## Reading passage
○ ○ ○

Michael “Max” Mitchell, 21, of Buffalo is suspected of holding up 26 banks over the last eight months.
Stills from a security camera showing the robber. Courtesy WIVB.

A .45-caliber chrome pistol-toting man, suspected of being the ringleader behind 26 bank holdups with 13 different robbers over the last eight months is off the streets.

Michael "Max" Mitchell, 21, of Buffalo, was arrested on Ideal Street near East Lovejoy by Buffalo Police and Erie County Sheriff's deputies on Jan. 15.

Mitchell is suspected in the January holdup of the First Niagara Bank in Lackawanna, a robbery first reported in this publication.

The FBI alleges that Mitchell recruited a motley group of men and at least one woman, Sheila L. Cassata, 48, of Amherst, as accomplices.

Mitchell is also alleged to have committed at least three bank robberies personally- and other times drove a getaway car.

Three of his alleged accomplices admitted their roles in eight bank robberies.

Mitchell allegedly sought to recruit men and women without criminal records because they would be harder for police to identify.

"He would intimidate many of them into committing the bank robberies," said Assistant U.S. Attorney Melissa M. Marangola. "They were easily manipulated and were in fear of him."

Once, one of his gang, while inside a bank, allegedly asked a teller to call police because he did not want to face Mitchell, who was waiting outside in a getaway car.

On another occasion, Mitchell allegedly strip-searched a confederate because he thought he was holding out on him from a robbery earlier that day.

○ ○ ○

## Tasks
1 - List every person named in the article about the Buffalo bank robbery suspect, giving each name as the article writes it.
2 - Write the next part of the article about the Buffalo bank robbery suspect, starting after its final sentence.

## Data records
○ ○ ○

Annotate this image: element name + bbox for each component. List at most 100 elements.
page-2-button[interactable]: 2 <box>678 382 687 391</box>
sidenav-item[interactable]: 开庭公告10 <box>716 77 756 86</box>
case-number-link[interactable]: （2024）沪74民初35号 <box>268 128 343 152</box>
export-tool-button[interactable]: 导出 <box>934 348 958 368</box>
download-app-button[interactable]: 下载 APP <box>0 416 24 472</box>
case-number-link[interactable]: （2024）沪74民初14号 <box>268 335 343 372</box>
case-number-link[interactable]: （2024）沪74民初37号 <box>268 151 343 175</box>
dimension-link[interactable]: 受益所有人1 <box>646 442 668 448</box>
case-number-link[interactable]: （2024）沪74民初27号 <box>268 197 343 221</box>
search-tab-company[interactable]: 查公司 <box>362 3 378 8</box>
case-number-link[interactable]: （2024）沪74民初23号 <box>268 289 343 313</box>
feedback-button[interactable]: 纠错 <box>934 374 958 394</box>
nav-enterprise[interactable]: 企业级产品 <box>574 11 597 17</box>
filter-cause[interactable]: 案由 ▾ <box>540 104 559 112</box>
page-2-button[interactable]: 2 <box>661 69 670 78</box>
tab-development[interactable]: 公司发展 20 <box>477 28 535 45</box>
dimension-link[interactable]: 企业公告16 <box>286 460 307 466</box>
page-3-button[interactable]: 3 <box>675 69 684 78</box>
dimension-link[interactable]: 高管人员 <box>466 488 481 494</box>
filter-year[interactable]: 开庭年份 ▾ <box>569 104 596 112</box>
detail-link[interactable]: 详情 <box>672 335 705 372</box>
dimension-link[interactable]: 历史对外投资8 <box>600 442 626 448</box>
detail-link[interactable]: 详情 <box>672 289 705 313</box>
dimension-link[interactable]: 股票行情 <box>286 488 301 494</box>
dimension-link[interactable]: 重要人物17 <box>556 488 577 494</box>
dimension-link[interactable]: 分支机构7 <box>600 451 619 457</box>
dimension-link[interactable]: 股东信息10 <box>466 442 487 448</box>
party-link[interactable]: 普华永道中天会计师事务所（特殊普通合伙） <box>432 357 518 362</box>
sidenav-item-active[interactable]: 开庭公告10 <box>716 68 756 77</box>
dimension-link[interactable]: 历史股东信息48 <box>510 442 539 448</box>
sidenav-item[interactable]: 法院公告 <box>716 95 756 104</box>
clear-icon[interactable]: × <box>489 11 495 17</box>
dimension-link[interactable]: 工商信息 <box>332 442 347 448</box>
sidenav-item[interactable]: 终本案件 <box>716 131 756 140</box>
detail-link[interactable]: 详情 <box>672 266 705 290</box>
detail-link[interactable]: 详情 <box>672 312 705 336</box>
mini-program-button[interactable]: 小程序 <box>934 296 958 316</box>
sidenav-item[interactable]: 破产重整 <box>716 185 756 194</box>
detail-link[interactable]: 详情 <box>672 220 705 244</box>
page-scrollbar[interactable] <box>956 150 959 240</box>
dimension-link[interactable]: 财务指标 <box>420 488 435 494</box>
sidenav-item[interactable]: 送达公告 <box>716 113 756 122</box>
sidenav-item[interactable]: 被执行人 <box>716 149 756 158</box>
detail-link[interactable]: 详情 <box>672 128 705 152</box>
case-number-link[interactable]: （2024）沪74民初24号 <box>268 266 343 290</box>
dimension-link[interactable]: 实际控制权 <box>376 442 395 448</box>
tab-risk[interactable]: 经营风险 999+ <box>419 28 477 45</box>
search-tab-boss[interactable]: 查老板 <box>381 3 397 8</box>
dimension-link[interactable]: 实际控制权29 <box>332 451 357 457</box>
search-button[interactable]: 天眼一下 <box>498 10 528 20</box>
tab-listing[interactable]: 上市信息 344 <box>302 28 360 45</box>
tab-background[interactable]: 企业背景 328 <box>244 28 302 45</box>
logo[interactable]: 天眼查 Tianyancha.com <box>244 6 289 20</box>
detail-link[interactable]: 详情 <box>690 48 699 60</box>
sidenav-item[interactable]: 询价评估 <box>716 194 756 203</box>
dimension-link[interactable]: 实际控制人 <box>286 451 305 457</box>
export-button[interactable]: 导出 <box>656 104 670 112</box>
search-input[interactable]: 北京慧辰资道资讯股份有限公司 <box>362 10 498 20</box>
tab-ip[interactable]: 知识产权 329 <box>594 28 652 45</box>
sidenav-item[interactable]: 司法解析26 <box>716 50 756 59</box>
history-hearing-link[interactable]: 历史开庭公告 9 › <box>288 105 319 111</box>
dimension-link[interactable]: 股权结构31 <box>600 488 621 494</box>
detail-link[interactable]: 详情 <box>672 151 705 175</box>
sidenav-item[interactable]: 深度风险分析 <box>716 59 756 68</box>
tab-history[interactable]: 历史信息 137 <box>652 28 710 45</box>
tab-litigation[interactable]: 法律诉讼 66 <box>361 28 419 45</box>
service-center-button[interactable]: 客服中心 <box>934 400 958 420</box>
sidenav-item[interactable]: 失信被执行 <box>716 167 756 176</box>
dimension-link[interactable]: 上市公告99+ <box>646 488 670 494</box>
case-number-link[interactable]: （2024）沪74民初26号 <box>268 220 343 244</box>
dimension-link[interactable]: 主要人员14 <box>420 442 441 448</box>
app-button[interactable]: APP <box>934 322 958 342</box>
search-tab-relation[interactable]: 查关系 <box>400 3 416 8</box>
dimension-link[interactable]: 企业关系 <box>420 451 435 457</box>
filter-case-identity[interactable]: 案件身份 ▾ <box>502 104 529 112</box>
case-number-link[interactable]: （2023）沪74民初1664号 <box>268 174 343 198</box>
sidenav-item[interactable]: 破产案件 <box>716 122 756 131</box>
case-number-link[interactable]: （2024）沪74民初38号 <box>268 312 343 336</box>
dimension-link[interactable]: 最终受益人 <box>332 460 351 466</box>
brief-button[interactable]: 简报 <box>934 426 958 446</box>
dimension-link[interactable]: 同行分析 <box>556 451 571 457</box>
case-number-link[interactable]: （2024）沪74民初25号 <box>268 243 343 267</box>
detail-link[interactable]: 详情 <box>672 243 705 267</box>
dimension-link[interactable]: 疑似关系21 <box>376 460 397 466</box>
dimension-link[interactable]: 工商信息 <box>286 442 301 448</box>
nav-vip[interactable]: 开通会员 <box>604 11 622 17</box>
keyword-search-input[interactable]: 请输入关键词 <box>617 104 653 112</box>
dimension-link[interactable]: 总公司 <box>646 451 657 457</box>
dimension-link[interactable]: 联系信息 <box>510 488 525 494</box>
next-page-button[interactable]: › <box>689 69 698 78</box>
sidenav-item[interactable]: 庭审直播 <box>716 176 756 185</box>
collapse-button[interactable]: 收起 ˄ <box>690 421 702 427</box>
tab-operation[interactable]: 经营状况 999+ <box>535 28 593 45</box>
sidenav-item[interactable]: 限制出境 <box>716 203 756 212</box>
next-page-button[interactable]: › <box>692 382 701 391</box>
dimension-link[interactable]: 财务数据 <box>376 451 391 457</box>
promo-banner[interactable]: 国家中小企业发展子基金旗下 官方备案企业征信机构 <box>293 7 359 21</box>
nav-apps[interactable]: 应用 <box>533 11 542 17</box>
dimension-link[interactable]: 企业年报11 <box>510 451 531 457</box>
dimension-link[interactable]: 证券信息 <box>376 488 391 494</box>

○ ○ ○

## Outputs by task
1 -
Michael "Max" Mitchell
Sheila L. Cassata
Melissa M. Marangola

2 -
Law enforcement officials say the 26 robberies seemed linked because of similar language used on notes handed to tellers which described a specific caliber weapon in the robber's possession, instructions on how much money to hand over, warnings advising tellers not to hand out or activate bank security devices, instructions not to make eye contact, and warnings that other people were waiting outside.

Other similarities include the same bank locations getting robbed multiple times, time of day the robberies took place, and the lack of attempt to cover up the robber's physical features.

"If the allegations are true, this would certainly represent one of the largest bank robbery rings anywhere," U.S. Attorney William J. Hochul, Jr., said.

Mitchell was arraigned before U.S. Magistrate Judge Jeremiah J. McCarthy the day after his arrest and told the court he was unemployed, had only $24, and needed a court-appointed attorney.

He remains in custody and faces up to 20 years in prison for each of the three robberies he's accused of committing.

The investigation is ongoing. If Mitchell is tied to all 26 robberies, he would surpass John Herbert Dillinger (1903-1934) and his gang, who robbed 24 banks.

Dillinger robbed four police stations, left a dozen dead in his wake, and was the first big case for a newly renamed FBI.

Of the bank robberies allegedly committed by Mitchell in Niagara Falls, one was the Dec. 16 hold-up of the First Niagara Bank branch on Main St. Mitchell may have also driven the getaway car that fled from a botched robbery at the Bank of America branch on Military Road on Aug. 7, where Allen Strain, 37, was arrested inside the bank after a teller activated the bank's silent alarm.

The criminal complaint is the culmination of an investigation by the FBI's Safe Streets Task Force, under the direction of Special Agent in Charge Brian P. Boetig.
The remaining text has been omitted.